**What you have to do:**
Lines holding the string "subtitle" are the ones to copy; find them all in the data.

(Excerpts from a figure dataset)
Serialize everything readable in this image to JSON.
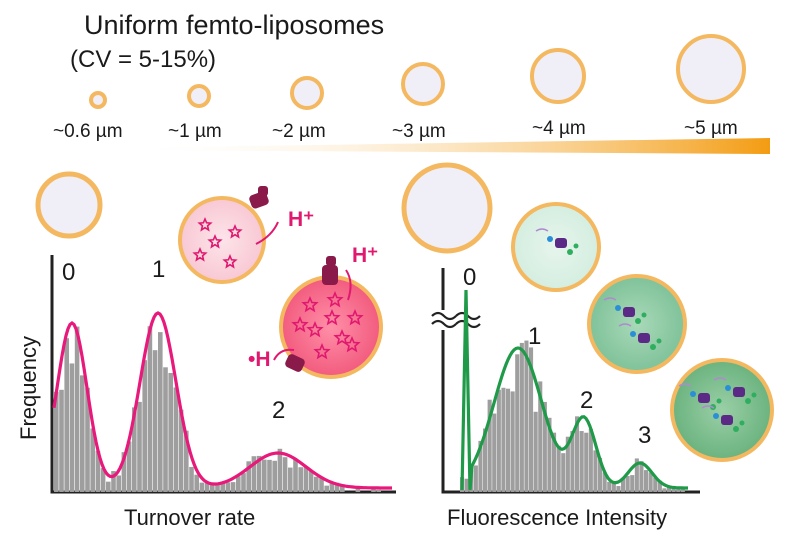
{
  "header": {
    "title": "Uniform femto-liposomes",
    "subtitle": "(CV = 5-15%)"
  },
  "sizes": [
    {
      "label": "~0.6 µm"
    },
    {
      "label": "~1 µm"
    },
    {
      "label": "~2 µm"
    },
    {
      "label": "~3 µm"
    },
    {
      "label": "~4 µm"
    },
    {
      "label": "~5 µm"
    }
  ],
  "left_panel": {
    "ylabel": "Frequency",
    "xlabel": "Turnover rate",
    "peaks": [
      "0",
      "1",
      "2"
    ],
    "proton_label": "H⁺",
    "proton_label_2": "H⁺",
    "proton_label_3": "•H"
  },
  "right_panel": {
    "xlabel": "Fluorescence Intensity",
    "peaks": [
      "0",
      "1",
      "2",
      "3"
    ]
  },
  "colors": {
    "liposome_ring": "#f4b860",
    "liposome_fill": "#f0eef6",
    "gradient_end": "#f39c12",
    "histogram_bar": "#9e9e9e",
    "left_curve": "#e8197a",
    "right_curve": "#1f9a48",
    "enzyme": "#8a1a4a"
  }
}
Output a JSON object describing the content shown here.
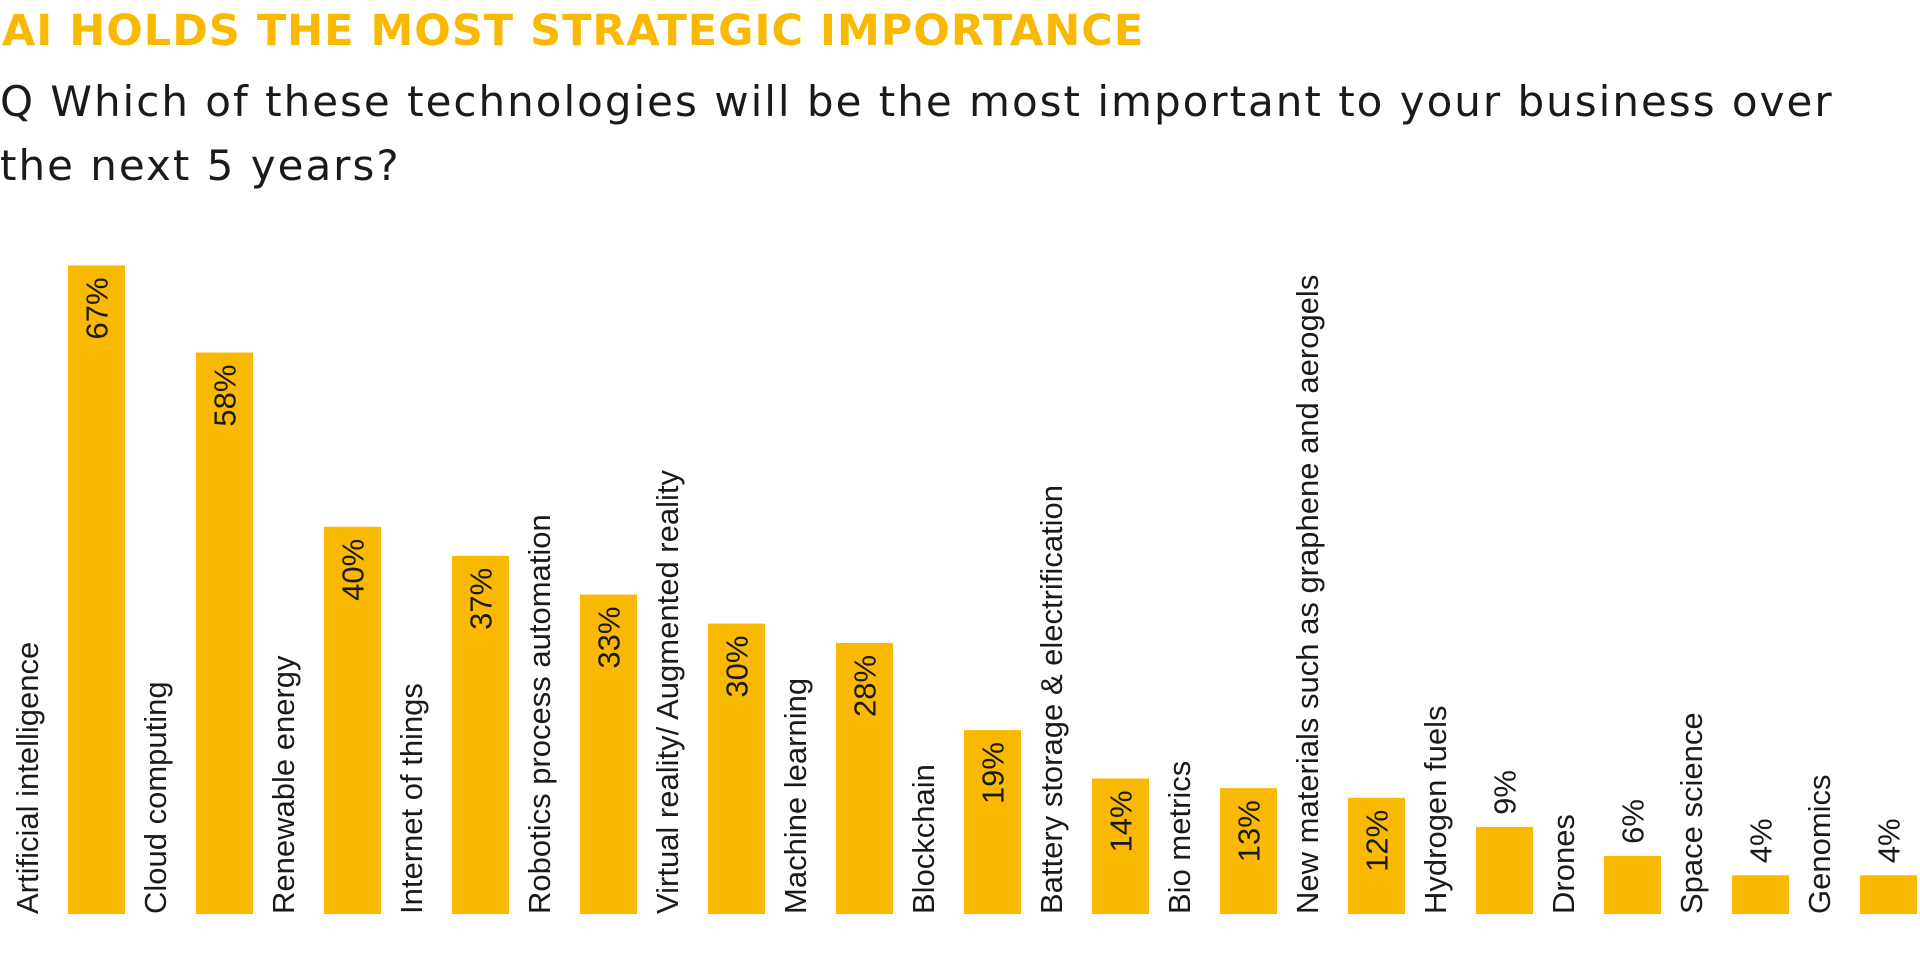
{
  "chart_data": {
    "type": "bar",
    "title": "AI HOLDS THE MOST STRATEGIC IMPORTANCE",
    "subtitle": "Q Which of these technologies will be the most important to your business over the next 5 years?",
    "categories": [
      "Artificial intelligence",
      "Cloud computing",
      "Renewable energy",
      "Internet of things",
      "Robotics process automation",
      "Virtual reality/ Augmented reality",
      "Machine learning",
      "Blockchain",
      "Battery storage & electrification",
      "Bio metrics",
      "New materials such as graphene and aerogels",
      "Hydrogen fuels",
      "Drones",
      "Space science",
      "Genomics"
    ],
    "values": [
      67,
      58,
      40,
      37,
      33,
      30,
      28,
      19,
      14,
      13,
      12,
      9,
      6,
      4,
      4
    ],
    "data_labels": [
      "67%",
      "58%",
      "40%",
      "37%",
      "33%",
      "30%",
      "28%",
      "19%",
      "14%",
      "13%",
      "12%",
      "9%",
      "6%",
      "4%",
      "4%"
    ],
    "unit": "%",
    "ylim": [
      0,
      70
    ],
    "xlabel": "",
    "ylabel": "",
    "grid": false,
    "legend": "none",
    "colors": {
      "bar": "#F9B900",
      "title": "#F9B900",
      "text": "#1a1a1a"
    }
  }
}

**Written solution:**
    "subtitle": "(CV = 5-15%)"
    "subtitle": "Q Which of these technologies will be the most important to your business over the next 5 years?",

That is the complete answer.